[Begin Recorded data]
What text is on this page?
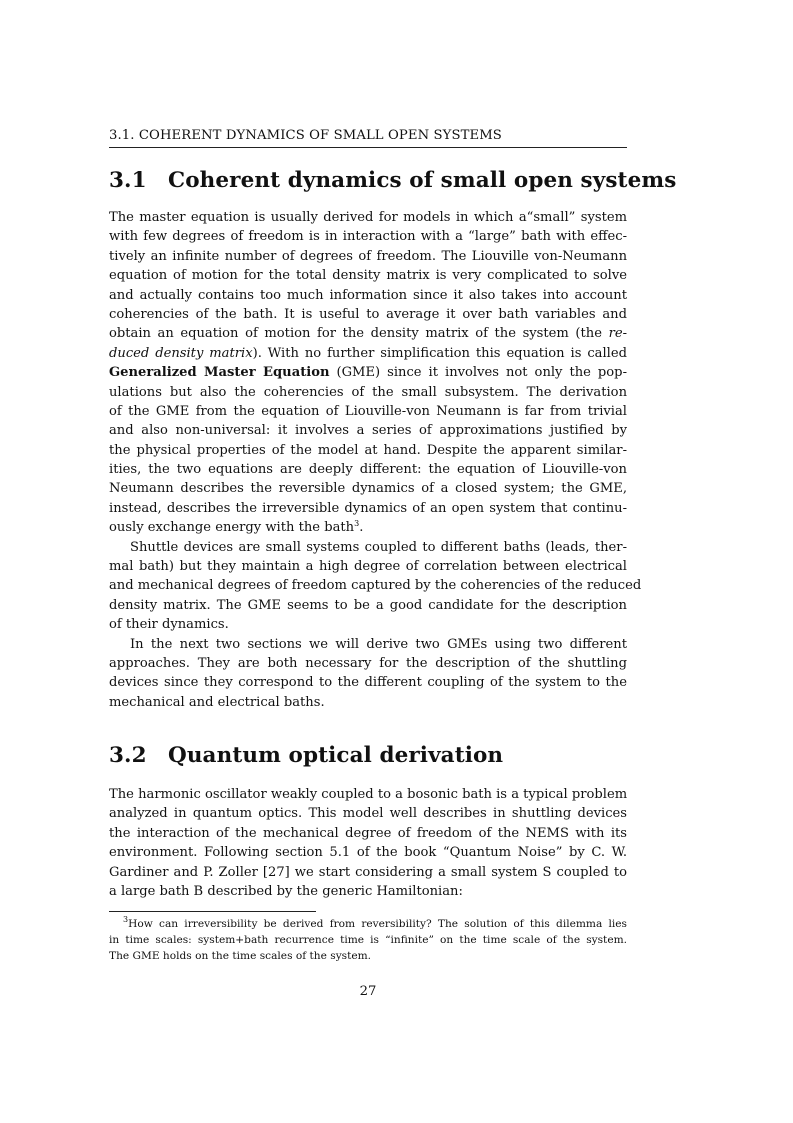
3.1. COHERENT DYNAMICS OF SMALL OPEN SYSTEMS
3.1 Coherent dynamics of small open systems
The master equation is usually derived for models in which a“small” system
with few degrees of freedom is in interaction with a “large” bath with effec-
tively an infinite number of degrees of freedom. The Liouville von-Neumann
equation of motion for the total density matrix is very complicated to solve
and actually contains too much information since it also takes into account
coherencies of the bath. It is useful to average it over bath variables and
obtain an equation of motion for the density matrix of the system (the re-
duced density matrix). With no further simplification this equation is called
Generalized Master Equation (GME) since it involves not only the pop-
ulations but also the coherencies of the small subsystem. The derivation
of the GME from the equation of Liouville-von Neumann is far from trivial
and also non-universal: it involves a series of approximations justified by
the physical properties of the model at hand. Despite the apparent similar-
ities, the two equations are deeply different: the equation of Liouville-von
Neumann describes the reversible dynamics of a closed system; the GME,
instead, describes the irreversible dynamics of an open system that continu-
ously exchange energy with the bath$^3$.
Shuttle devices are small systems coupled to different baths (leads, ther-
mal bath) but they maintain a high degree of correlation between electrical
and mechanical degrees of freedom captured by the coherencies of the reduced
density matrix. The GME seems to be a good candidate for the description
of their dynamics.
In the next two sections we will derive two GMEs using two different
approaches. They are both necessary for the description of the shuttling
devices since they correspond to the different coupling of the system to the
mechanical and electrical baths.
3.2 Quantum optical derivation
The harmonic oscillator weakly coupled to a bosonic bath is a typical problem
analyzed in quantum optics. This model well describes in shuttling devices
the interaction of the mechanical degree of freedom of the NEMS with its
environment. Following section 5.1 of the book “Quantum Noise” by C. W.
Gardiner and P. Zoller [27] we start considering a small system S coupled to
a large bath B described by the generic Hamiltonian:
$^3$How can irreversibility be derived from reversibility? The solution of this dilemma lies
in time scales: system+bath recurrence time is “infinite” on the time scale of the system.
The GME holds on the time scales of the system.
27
[End Recorded data]
The task:
Your task is to copy the entries in full and exactly, without any images.

Solution for this problem:
What text is on this page?
3.1. COHERENT DYNAMICS OF SMALL OPEN SYSTEMS
3.1 Coherent dynamics of small open systems
The master equation is usually derived for models in which a“small” system
with few degrees of freedom is in interaction with a “large” bath with effec-
tively an infinite number of degrees of freedom. The Liouville von-Neumann
equation of motion for the total density matrix is very complicated to solve
and actually contains too much information since it also takes into account
coherencies of the bath. It is useful to average it over bath variables and
obtain an equation of motion for the density matrix of the system (the re-
duced density matrix). With no further simplification this equation is called
Generalized Master Equation (GME) since it involves not only the pop-
ulations but also the coherencies of the small subsystem. The derivation
of the GME from the equation of Liouville-von Neumann is far from trivial
and also non-universal: it involves a series of approximations justified by
the physical properties of the model at hand. Despite the apparent similar-
ities, the two equations are deeply different: the equation of Liouville-von
Neumann describes the reversible dynamics of a closed system; the GME,
instead, describes the irreversible dynamics of an open system that continu-
ously exchange energy with the bath$^3$.
Shuttle devices are small systems coupled to different baths (leads, ther-
mal bath) but they maintain a high degree of correlation between electrical
and mechanical degrees of freedom captured by the coherencies of the reduced
density matrix. The GME seems to be a good candidate for the description
of their dynamics.
In the next two sections we will derive two GMEs using two different
approaches. They are both necessary for the description of the shuttling
devices since they correspond to the different coupling of the system to the
mechanical and electrical baths.
3.2 Quantum optical derivation
The harmonic oscillator weakly coupled to a bosonic bath is a typical problem
analyzed in quantum optics. This model well describes in shuttling devices
the interaction of the mechanical degree of freedom of the NEMS with its
environment. Following section 5.1 of the book “Quantum Noise” by C. W.
Gardiner and P. Zoller [27] we start considering a small system S coupled to
a large bath B described by the generic Hamiltonian:
$^3$How can irreversibility be derived from reversibility? The solution of this dilemma lies
in time scales: system+bath recurrence time is “infinite” on the time scale of the system.
The GME holds on the time scales of the system.
27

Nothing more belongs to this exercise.